Stated goal:
Transcribe all of the material below word for word and leave out its pictures.

Material:

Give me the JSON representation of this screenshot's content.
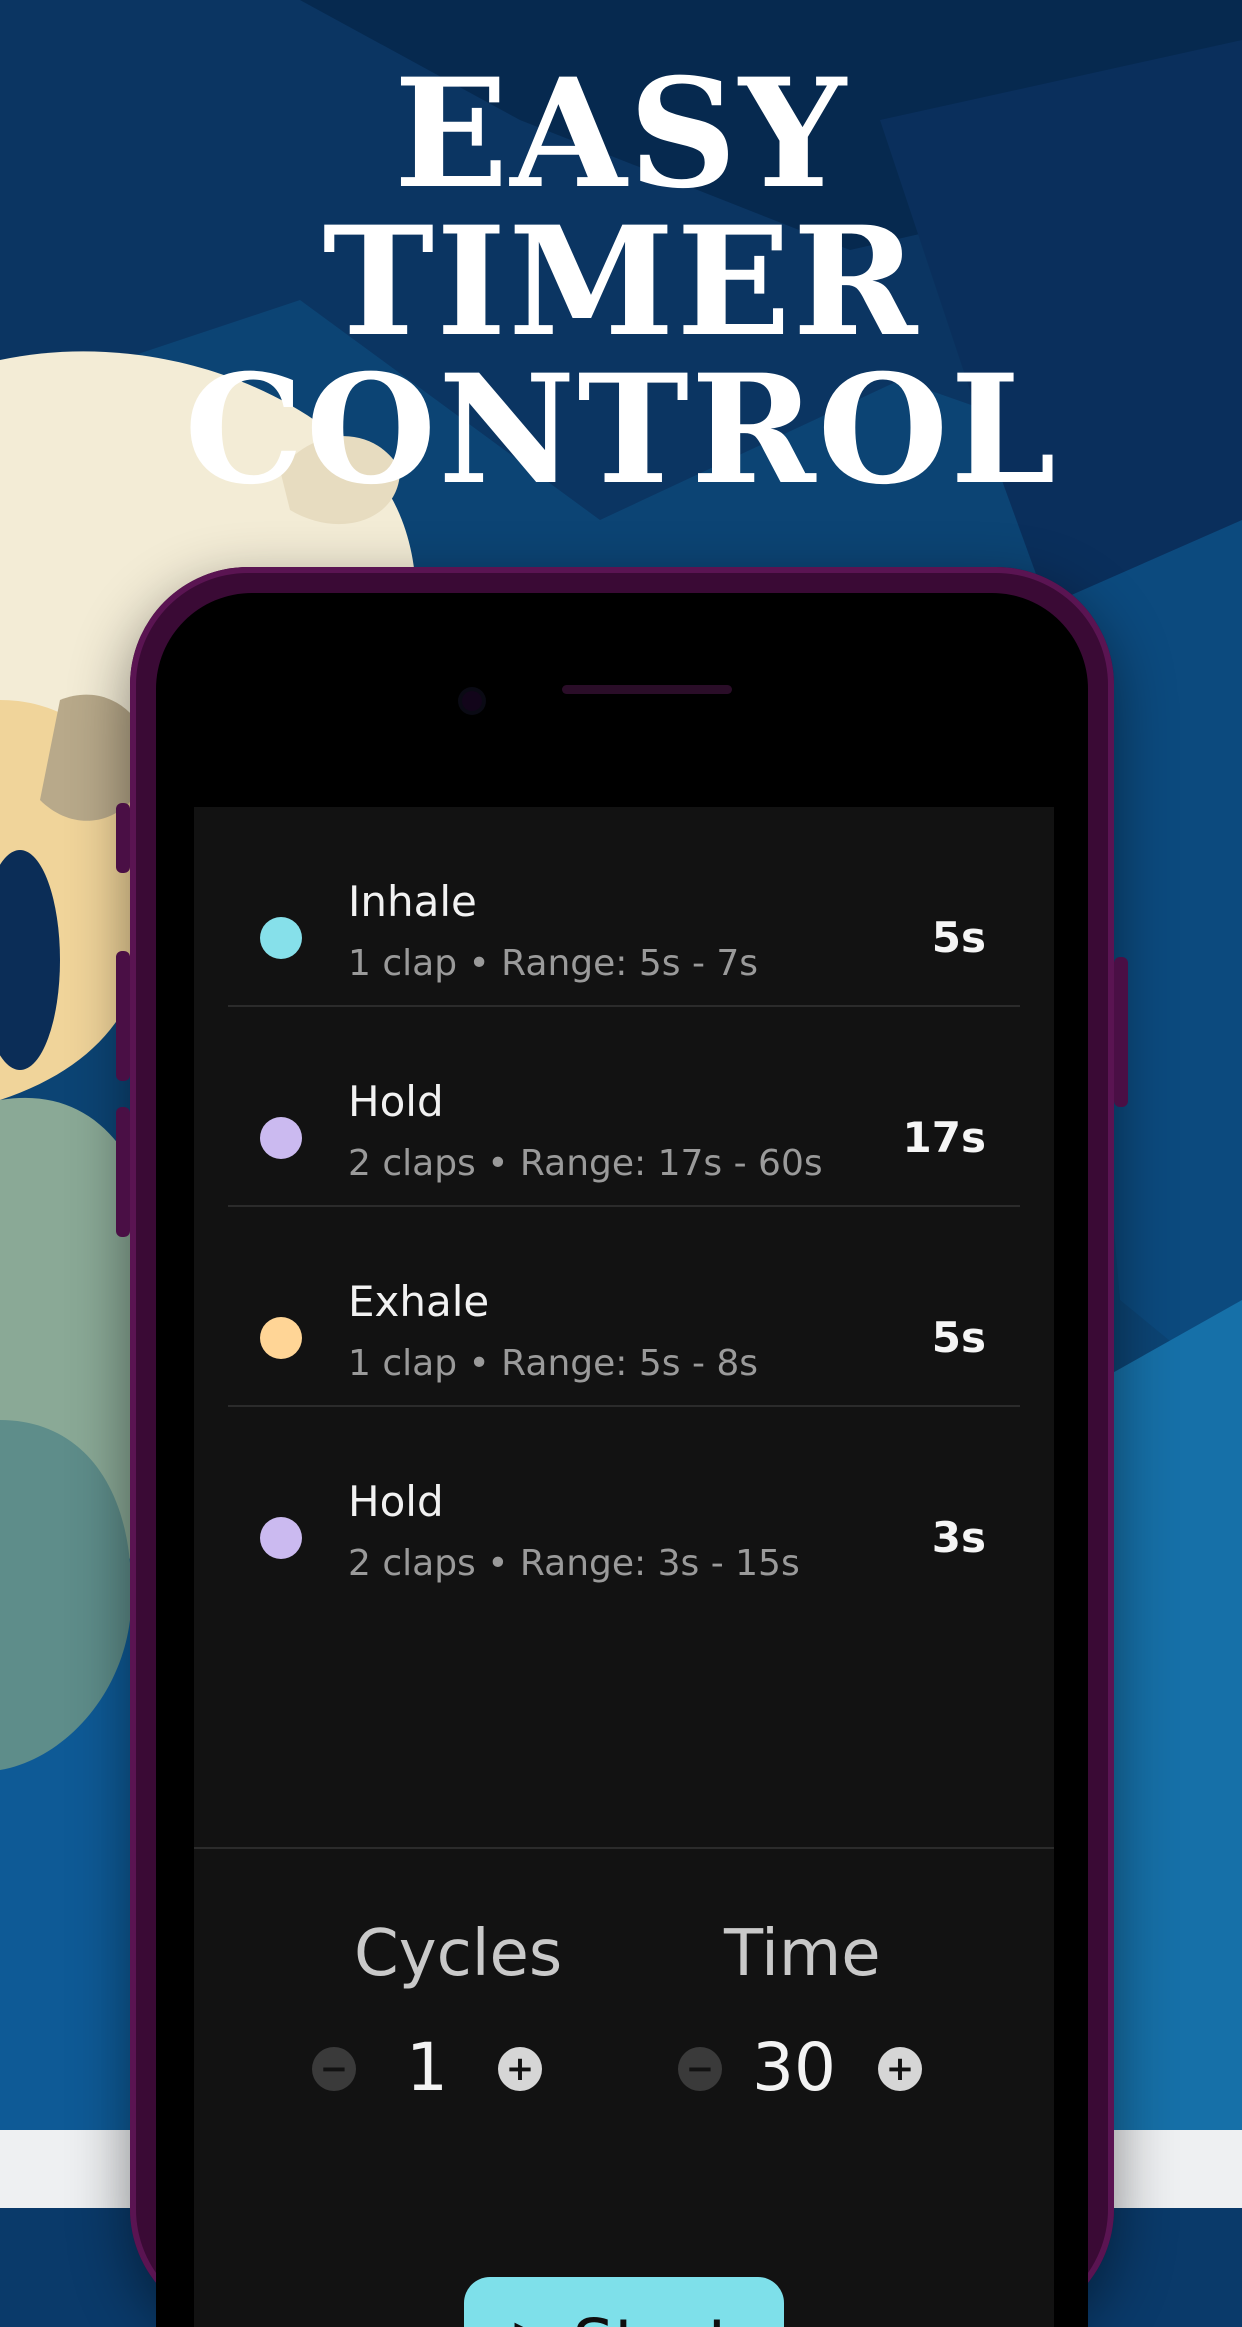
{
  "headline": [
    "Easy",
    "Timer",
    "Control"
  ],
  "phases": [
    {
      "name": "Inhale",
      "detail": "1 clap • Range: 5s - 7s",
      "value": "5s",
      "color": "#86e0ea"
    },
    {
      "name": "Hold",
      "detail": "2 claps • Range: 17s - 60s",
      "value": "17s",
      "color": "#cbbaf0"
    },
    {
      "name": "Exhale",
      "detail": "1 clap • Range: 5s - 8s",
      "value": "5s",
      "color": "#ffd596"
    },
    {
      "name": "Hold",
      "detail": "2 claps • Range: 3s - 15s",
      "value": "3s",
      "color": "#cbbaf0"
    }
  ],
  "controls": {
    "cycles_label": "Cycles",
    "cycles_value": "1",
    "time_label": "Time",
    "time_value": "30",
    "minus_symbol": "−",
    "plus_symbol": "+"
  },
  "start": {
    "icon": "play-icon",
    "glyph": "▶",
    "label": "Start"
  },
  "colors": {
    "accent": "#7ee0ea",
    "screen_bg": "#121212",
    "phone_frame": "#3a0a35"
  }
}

Task result:
Give me the JSON representation of this screenshot's content.
{
  "headline": [
    "Easy",
    "Timer",
    "Control"
  ],
  "phases": [
    {
      "name": "Inhale",
      "detail": "1 clap • Range: 5s - 7s",
      "value": "5s",
      "color": "#86e0ea"
    },
    {
      "name": "Hold",
      "detail": "2 claps • Range: 17s - 60s",
      "value": "17s",
      "color": "#cbbaf0"
    },
    {
      "name": "Exhale",
      "detail": "1 clap • Range: 5s - 8s",
      "value": "5s",
      "color": "#ffd596"
    },
    {
      "name": "Hold",
      "detail": "2 claps • Range: 3s - 15s",
      "value": "3s",
      "color": "#cbbaf0"
    }
  ],
  "controls": {
    "cycles_label": "Cycles",
    "cycles_value": "1",
    "time_label": "Time",
    "time_value": "30",
    "minus_symbol": "−",
    "plus_symbol": "+"
  },
  "start": {
    "icon": "play-icon",
    "glyph": "▶",
    "label": "Start"
  },
  "colors": {
    "accent": "#7ee0ea",
    "screen_bg": "#121212",
    "phone_frame": "#3a0a35"
  }
}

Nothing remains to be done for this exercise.